── Extract to read
|

San Francisco International Film Festival in a To-Go Cup?

Hotel 22 Still
Hotel 22 spends a night on a bus route with many people who call it home.

The 58th San Francisco International Film Festival extends the festival fun with an online screening room.

This year the 58th annual San Francisco International Film Festival, the longest-running film festival in the United States, went the traditional route — it screened films in theatres around San Francisco, including the Sundance Kabuki Cinemas and the historic (and beautiful) Castro Theatre. It also took off into the cloud(s) with the addition of the first-ever SFFS Online Screening Room.

The online screening room is a curated selection of films from SFIFF 2015, available for streaming through June 7th for festival ticket holders and San Francisco Film Society members. SFFS partnered with FORA.tv, an online distribution company based in San Francisco, for this new initiative, which includes 14 features and 11 shorts from the SFIFF58 line-up, many of which were festival winners. The SFIFF was held April 23 – May 7 and screened 183 films from 47 countries, including 67 narrative features, 35 documentaries, and 79 short films.

Highlights from the online screening room (and the in-person) festival are below.

Hotel 22

This important short documentary, by filmmaker Elizabeth Lo, highlights the growing wealth gap in San Francisco as the recent tech boom displaces more and more homeless people. Every night in Silicon Valley, public bus #22, which runs 24 hours, becomes an unofficial shelter for the homeless. The film chronicles a single night on the route where homeless men, women, and families fill the bus long after the last tech worker has gone home. Many of these homeless people are on a waiting list for a shelter and have nowhere else to sleep. Instead, they sleep in two-hour increments, as the bus loops between San Jose and Palo Alto. They must wake up every two hours to get off the bus, only to get back on to travel (and sleep) in the reverse direction. The metallic bus railings and seats generate a neon, blue-ish hue and give the film a sci-fi feel. But this is not a work of fiction, instead, it’s the grim reality that many Bay Area homeless persons face each night.
────
── Data to examine
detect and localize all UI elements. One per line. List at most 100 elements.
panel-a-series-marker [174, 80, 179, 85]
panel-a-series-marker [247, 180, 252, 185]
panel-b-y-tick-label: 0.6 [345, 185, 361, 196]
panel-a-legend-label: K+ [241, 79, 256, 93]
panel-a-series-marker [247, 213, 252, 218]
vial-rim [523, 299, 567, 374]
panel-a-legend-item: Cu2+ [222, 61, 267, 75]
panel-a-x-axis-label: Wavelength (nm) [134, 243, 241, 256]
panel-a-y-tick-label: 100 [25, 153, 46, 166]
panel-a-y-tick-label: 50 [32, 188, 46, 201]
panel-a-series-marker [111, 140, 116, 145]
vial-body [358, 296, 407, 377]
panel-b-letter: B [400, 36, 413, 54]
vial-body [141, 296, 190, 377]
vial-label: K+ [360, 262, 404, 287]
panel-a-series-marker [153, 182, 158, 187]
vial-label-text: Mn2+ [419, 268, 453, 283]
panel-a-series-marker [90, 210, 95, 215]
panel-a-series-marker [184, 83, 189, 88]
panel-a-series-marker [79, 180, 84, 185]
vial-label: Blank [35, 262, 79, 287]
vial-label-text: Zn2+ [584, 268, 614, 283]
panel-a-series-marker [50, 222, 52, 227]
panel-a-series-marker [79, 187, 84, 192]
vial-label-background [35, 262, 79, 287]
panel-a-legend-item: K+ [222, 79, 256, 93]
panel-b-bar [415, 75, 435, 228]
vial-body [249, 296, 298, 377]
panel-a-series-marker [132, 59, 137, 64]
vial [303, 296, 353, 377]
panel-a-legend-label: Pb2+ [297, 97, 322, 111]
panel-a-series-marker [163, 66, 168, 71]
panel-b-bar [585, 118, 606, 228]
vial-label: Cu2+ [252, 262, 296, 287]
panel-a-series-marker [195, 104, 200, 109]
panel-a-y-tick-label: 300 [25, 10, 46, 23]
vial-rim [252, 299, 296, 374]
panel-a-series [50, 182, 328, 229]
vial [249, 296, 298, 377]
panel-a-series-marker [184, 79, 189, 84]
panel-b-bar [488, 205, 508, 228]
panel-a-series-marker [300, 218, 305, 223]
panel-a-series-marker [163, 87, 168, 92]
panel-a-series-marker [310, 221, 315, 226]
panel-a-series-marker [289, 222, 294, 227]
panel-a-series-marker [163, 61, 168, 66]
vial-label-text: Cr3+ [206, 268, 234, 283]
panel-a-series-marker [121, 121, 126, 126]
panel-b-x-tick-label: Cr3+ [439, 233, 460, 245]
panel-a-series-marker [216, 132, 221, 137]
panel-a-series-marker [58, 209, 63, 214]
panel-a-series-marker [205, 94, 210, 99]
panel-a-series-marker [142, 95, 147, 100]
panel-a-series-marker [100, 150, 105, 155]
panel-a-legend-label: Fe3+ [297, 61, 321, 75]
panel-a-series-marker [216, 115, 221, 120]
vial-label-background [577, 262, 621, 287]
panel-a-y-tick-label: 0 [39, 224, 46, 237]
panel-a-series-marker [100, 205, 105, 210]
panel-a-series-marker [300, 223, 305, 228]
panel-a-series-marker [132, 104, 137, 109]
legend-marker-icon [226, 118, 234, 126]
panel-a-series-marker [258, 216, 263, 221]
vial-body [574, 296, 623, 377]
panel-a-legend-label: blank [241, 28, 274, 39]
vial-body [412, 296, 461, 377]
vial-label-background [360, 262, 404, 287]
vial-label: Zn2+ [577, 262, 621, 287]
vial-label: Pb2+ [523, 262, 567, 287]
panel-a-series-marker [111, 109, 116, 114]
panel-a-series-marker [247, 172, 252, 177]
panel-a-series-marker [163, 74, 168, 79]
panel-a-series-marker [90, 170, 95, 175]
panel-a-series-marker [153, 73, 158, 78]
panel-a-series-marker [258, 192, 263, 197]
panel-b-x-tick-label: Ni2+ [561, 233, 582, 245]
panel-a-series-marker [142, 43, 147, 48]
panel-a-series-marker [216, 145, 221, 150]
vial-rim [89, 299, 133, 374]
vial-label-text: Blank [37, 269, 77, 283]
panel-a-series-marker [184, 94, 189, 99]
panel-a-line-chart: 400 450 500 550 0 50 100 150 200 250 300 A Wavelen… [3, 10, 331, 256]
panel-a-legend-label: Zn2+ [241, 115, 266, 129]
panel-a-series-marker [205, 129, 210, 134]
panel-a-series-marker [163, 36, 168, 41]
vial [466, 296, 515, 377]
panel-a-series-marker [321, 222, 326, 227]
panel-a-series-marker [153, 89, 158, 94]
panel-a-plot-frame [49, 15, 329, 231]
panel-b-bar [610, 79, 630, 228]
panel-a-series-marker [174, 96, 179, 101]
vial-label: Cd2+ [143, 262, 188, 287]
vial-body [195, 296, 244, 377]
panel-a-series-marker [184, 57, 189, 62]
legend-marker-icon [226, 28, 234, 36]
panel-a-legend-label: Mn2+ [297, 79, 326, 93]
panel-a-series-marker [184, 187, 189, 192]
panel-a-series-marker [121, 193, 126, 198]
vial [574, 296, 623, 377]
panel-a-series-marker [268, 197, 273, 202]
────
#### Problem 1:
For the film festival article, say whether each statement agrees with it: (a) anyone could stream the online screening room films, (b) the festival screened films from 47 countries, (c) bus #22 loops between San Francisco and Oakland. Answer each with yes or no and quote the deciding words.
#### Problem 2:
Using the film festival article, answer these: (a) Which company did SFFS partner with for the online screening room? (b) Which filmmaker made Hotel 22? (c) In what increments do the homeless riders on the bus sleep?

#### Task response 1:
(a) No: "available for streaming through June 7th for festival ticket holders and San Francisco Film Society members"
(b) Yes: "screened 183 films from 47 countries"
(c) No: "as the bus loops between San Jose and Palo Alto"

#### Task response 2:
(a) FORA.tv
(b) Elizabeth Lo
(c) Two-hour increments